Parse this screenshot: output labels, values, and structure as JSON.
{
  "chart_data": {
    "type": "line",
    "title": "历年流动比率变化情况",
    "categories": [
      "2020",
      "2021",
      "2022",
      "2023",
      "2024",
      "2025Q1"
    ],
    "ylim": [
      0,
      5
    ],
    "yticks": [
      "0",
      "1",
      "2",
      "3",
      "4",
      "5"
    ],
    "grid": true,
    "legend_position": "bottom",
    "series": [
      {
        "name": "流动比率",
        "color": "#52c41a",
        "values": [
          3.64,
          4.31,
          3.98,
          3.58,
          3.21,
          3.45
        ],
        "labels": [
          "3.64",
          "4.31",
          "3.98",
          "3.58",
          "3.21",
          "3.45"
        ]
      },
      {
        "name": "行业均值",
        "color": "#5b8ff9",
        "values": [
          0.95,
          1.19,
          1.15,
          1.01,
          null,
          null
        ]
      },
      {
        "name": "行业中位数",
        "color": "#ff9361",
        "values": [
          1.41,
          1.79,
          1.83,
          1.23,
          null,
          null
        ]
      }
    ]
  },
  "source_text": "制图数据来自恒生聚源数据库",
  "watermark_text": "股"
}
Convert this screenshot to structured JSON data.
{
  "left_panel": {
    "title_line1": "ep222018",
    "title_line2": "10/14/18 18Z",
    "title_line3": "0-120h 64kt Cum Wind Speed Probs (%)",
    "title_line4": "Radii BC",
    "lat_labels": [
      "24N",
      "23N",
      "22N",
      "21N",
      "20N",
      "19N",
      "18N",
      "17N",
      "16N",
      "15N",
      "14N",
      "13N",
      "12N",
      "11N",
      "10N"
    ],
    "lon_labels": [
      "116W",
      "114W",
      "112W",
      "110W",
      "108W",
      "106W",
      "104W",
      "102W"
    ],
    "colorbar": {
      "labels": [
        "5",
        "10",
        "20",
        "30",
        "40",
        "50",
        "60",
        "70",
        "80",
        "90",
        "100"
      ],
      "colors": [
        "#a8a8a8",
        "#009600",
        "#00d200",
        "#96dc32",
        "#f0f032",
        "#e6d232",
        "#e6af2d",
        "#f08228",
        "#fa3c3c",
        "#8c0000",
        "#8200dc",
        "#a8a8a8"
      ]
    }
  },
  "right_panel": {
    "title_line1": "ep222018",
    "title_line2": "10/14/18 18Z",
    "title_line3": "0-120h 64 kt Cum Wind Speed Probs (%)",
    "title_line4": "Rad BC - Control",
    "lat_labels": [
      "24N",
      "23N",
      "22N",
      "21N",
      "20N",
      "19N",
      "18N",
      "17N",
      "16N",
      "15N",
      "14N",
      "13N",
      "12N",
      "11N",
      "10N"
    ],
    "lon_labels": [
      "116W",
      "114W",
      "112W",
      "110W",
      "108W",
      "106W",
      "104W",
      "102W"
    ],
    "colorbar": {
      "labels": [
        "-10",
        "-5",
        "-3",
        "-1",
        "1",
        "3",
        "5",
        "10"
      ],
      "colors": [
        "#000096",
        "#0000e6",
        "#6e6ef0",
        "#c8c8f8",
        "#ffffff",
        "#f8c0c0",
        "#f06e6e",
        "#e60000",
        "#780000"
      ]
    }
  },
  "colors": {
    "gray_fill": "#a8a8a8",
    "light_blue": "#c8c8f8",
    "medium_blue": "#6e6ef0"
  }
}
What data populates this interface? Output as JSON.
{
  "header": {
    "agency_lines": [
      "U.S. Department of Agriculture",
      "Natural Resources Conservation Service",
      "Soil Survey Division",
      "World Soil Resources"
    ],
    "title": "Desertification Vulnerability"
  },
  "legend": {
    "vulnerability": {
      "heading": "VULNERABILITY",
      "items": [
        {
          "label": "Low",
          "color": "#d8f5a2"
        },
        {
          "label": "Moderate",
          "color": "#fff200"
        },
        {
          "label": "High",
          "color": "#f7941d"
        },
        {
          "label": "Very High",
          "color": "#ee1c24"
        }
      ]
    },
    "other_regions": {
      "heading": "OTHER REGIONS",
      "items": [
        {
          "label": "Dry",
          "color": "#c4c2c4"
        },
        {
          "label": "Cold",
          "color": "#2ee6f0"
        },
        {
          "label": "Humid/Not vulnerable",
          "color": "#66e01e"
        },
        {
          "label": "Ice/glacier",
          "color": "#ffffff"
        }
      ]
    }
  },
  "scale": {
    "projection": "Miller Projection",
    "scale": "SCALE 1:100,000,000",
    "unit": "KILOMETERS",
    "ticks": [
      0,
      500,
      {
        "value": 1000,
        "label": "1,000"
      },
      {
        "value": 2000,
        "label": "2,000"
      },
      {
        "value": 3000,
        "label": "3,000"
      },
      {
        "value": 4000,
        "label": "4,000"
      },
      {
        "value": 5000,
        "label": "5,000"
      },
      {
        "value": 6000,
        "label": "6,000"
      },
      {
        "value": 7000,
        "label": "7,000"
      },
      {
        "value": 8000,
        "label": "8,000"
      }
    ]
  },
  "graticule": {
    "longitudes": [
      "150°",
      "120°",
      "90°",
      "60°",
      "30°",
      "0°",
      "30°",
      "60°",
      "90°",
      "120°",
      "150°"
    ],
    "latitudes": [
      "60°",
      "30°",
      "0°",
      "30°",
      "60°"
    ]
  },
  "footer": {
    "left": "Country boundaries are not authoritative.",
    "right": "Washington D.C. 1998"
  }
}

* * * * *

# What you are asked to do:
Using the listing above, pick out each line that contains the word "Wind", then copy it.

# Response below:
    "title_line3": "0-120h 64kt Cum Wind Speed Probs (%)",
    "title_line3": "0-120h 64 kt Cum Wind Speed Probs (%)",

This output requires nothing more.